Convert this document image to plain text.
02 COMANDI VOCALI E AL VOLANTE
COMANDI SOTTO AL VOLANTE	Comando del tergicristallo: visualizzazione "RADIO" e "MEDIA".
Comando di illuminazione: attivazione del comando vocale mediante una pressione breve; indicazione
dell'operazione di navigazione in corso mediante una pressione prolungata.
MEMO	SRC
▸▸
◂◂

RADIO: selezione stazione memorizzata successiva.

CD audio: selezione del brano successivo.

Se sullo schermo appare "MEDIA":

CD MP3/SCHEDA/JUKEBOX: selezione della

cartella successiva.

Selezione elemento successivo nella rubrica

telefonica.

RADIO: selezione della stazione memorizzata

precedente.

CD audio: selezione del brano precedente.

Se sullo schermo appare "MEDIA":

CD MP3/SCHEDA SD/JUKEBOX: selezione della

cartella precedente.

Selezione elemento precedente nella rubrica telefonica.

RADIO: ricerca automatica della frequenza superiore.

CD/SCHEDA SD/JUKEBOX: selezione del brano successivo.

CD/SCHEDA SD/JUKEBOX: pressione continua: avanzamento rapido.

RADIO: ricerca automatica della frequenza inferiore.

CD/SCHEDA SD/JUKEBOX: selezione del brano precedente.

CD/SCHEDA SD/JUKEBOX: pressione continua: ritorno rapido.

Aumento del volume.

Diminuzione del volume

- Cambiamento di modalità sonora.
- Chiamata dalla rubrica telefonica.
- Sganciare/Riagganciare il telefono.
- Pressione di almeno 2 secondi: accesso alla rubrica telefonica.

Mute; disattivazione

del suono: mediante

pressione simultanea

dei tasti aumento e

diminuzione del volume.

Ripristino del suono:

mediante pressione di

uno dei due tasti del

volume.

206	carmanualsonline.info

____

• _Written task_: Show all lines from the listing above in which "tasti" appears.

• _Finished exercise_:
dei tasti aumento e
uno dei due tasti del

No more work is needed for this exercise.